[MATERIAL SHOWN]
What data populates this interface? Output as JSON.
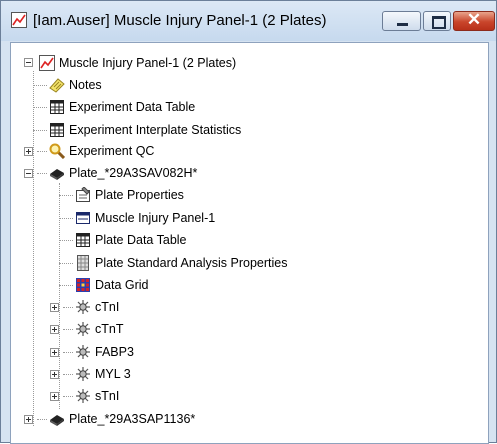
{
  "window": {
    "title": "[Iam.Auser] Muscle Injury Panel-1 (2 Plates)",
    "close_glyph": "✕"
  },
  "tree": {
    "root": "Muscle Injury Panel-1 (2 Plates)",
    "notes": "Notes",
    "exp_data_table": "Experiment Data Table",
    "exp_interplate": "Experiment Interplate Statistics",
    "exp_qc": "Experiment QC",
    "plate1": "Plate_*29A3SAV082H*",
    "plate_properties": "Plate Properties",
    "panel": "Muscle Injury Panel-1",
    "plate_data_table": "Plate Data Table",
    "plate_std_analysis": "Plate Standard Analysis Properties",
    "data_grid": "Data Grid",
    "analytes": [
      "cTnI",
      "cTnT",
      "FABP3",
      "MYL 3",
      "sTnI"
    ],
    "plate2": "Plate_*29A3SAP1136*"
  },
  "icons": {
    "root": "panel-chart-icon",
    "notes": "notes-icon",
    "table": "table-icon",
    "qc": "magnifier-icon",
    "plate": "plate-icon",
    "plate_properties": "properties-icon",
    "panel": "panel-layout-icon",
    "std_analysis": "analysis-grid-icon",
    "data_grid": "data-grid-icon",
    "analyte": "analyte-icon"
  },
  "colors": {
    "title_bar": "#c6d9ee",
    "close_button": "#c9452b",
    "tree_background": "#ffffff",
    "data_grid_red": "#d2232a",
    "data_grid_blue": "#2c3fae"
  }
}
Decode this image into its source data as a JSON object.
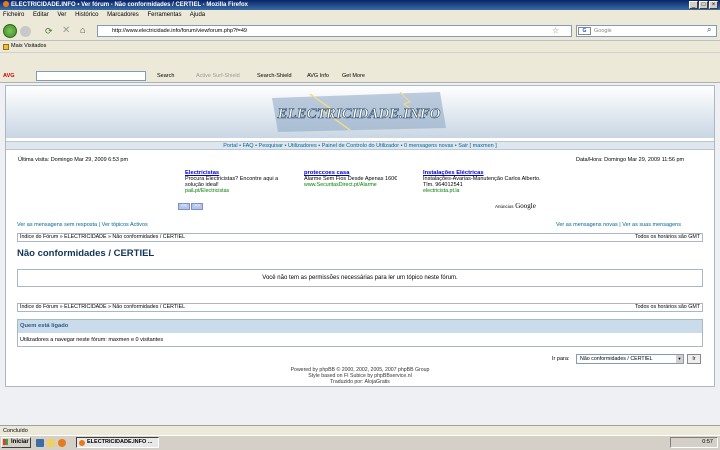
{
  "window": {
    "title": "ELECTRICIDADE.INFO • Ver fórum - Não conformidades / CERTIEL - Mozilla Firefox"
  },
  "menu": [
    "Ficheiro",
    "Editar",
    "Ver",
    "Histórico",
    "Marcadores",
    "Ferramentas",
    "Ajuda"
  ],
  "nav": {
    "url": "http://www.electricidade.info/forum/viewforum.php?f=49",
    "search_placeholder": "Google"
  },
  "bookmarks": {
    "item": "Mais Visitados"
  },
  "avg": {
    "logo": "AVG",
    "search": "Search",
    "active_surf": "Active Surf-Shield",
    "search_shield": "Search-Shield",
    "avg_info": "AVG Info",
    "get_more": "Get More"
  },
  "site": {
    "logo": "ELECTRICIDADE.INFO",
    "topnav": "Portal  •  FAQ  •  Pesquisar  •  Utilizadores  •  Painel de Controlo do Utilizador  •  0 mensagens novas  •  Sair [ maxmen ]",
    "last_visit": "Última visita: Domingo Mar 29, 2009 6:53 pm",
    "datetime": "Data/Hora: Domingo Mar 29, 2009 11:56 pm",
    "ads": [
      {
        "title": "Electricistas",
        "text": "Procura Electricistas? Encontre aqui a solução ideal!",
        "url": "paiLpt/Electricistas"
      },
      {
        "title": "proteccoes casa",
        "text": "Alarme Sem Fios Desde Apenas 160€",
        "url": "www.SecuritasDirect.pt/Alarme"
      },
      {
        "title": "Instalações Eléctricas",
        "text": "Instalações-Avarias-Manutenção Carlos Alberto. Tlm. 964012541",
        "url": "electricista.pt.la"
      }
    ],
    "ads_label": "Anúncios",
    "ads_brand": "Google",
    "links_left": "Ver as mensagens sem resposta | Ver tópicos Activos",
    "links_right": "Ver as mensagens novas | Ver as suas mensagens",
    "breadcrumb": "Índice do Fórum » ELECTRICIDADE » Não conformidades / CERTIEL",
    "timezone": "Todos os horários são GMT",
    "forum_title": "Não conformidades / CERTIEL",
    "message": "Você não tem as permissões necessárias para ler um tópico neste fórum.",
    "who_title": "Quem está ligado",
    "who_text": "Utilizadores a navegar neste fórum: maxmen e 0 visitantes",
    "jump_label": "Ir para:",
    "jump_value": "Não conformidades / CERTIEL",
    "jump_button": "Ir",
    "footer1": "Powered by phpBB © 2000, 2002, 2005, 2007 phpBB Group",
    "footer2": "Style based on FI Subice by phpBBservice.nl",
    "footer3": "Traduzido por: AlojaGratis"
  },
  "status": {
    "text": "Concluído"
  },
  "taskbar": {
    "start": "Iniciar",
    "item": "ELECTRICIDADE.INFO ...",
    "clock": "0:57"
  }
}
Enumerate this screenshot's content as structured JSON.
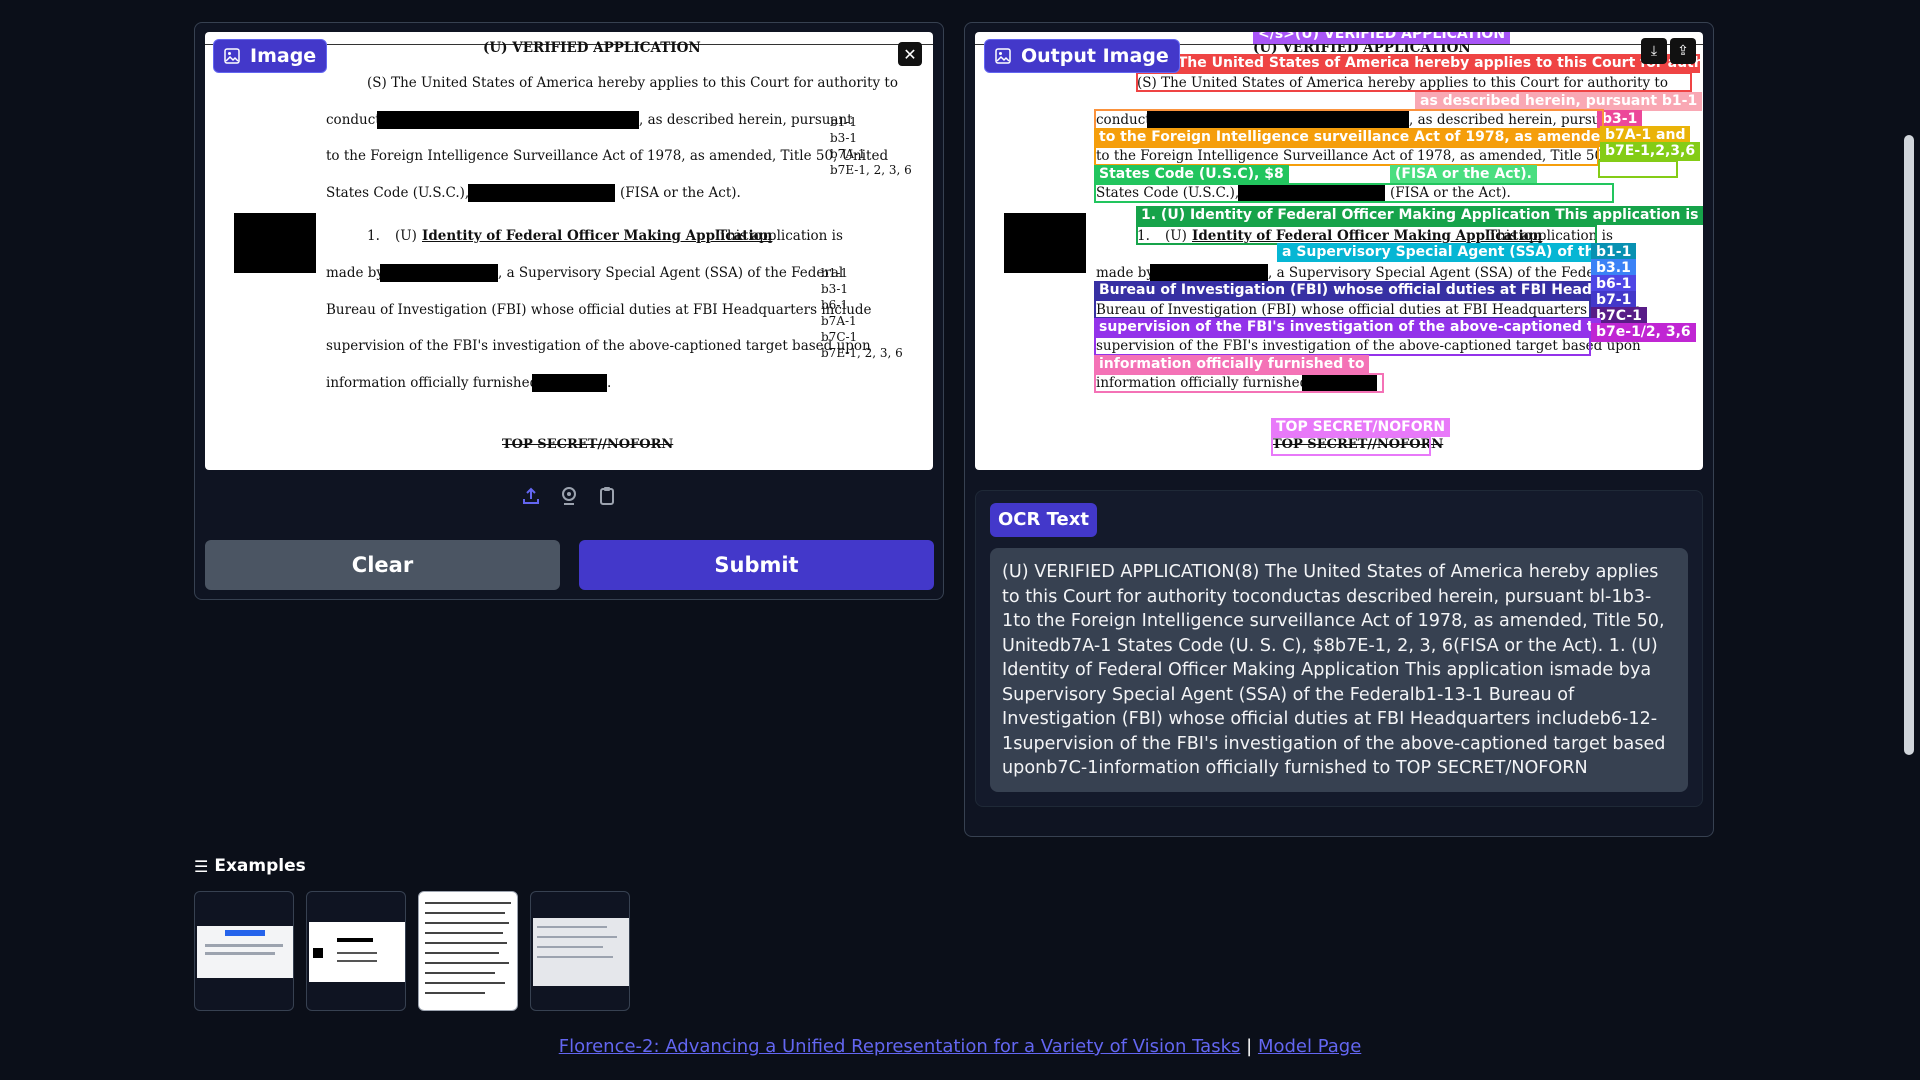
{
  "input_panel": {
    "label": "Image",
    "close_icon": "close-icon"
  },
  "document": {
    "heading": "(U)  VERIFIED APPLICATION",
    "line1": "(S)  The United States of America hereby applies to this Court for authority to",
    "line2a": "conduct",
    "line2b": ", as described herein, pursuant",
    "line3": "to the Foreign Intelligence Surveillance Act of 1978, as amended, Title 50, United",
    "line4a": "States Code (U.S.C.), §§",
    "line4b": "(FISA or the Act).",
    "item_num": "1.",
    "item_u": "(U)",
    "item_title": "Identity of Federal Officer Making Application",
    "item_rest": "This application is",
    "line6a": "made by",
    "line6b": ", a Supervisory Special Agent (SSA) of the Federal",
    "line7": "Bureau of Investigation (FBI) whose official duties at FBI Headquarters include",
    "line8": "supervision of the FBI's investigation of the above-captioned target based upon",
    "line9": "information officially furnished to",
    "footer": "TOP SECRET//NOFORN",
    "side1": [
      "b1-1",
      "b3-1",
      "b7A-1",
      "b7E-1, 2, 3, 6"
    ],
    "side2": [
      "b1-1",
      "b3-1",
      "b6-1",
      "b7A-1",
      "b7C-1",
      "b7E-1, 2, 3, 6"
    ]
  },
  "toolbar": {
    "upload_icon": "upload-icon",
    "webcam_icon": "webcam-icon",
    "clipboard_icon": "clipboard-icon"
  },
  "buttons": {
    "clear": "Clear",
    "submit": "Submit"
  },
  "output_panel": {
    "label": "Output Image",
    "download_icon": "download-icon",
    "share_icon": "share-icon",
    "box_labels": {
      "verified": "</s>(U) VERIFIED APPLICATION",
      "s_united": "(S) The United States of America hereby applies to this Court for authority to",
      "as_described": "as described herein, pursuant b1-1",
      "b3": "b3-1",
      "fisa_line": "to the Foreign Intelligence surveillance Act of 1978, as amended, Title 50, United",
      "b7a": "b7A-1 and",
      "b7e": "b7E-1,2,3,6",
      "states_code": "States Code (U.S.C), $8",
      "fisa_act": "(FISA or the Act).",
      "identity": "1. (U) Identity of Federal Officer Making Application This application is",
      "ssa": "a Supervisory Special Agent (SSA) of the Federal",
      "b1": "b1-1",
      "b31": "b3.1",
      "bureau": "Bureau of Investigation (FBI) whose official duties at FBI Headquarters include",
      "b6": "b6-1",
      "b7": "b7-1",
      "b7c": "b7C-1",
      "supervision": "supervision of the FBI's investigation of the above-captioned target based upon",
      "b7e2": "b7e-1/2, 3,6",
      "info": "information officially furnished to",
      "topsecret": "TOP SECRET/NOFORN"
    }
  },
  "ocr": {
    "label": "OCR Text",
    "text": "(U) VERIFIED APPLICATION(8) The United States of America hereby applies to this Court for authority toconductas described herein, pursuant bl-1b3-1to the Foreign Intelligence surveillance Act of 1978, as amended, Title 50, Unitedb7A-1 States Code (U. S. C), $8b7E-1, 2, 3, 6(FISA or the Act). 1. (U) Identity of Federal Officer Making Application This application ismade bya Supervisory Special Agent (SSA) of the Federalb1-13-1 Bureau of Investigation (FBI) whose official duties at FBI Headquarters includeb6-12-1supervision of the FBI's investigation of the above-captioned target based uponb7C-1information officially furnished to TOP SECRET/NOFORN"
  },
  "examples": {
    "title": "Examples",
    "list_icon": "list-icon"
  },
  "footer": {
    "link1": "Florence-2: Advancing a Unified Representation for a Variety of Vision Tasks",
    "separator": "|",
    "link2": "Model Page"
  },
  "colors": {
    "background": "#0b0f19",
    "accent": "#4338ca",
    "panel_border": "#374151"
  }
}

[AIM] Write out every line of the entries that holds the word "Domingo".

[COMPLETE RESPONSE]
    "last_visit": "Última visita: Domingo Mar 29, 2009 6:53 pm",
    "datetime": "Data/Hora: Domingo Mar 29, 2009 11:56 pm",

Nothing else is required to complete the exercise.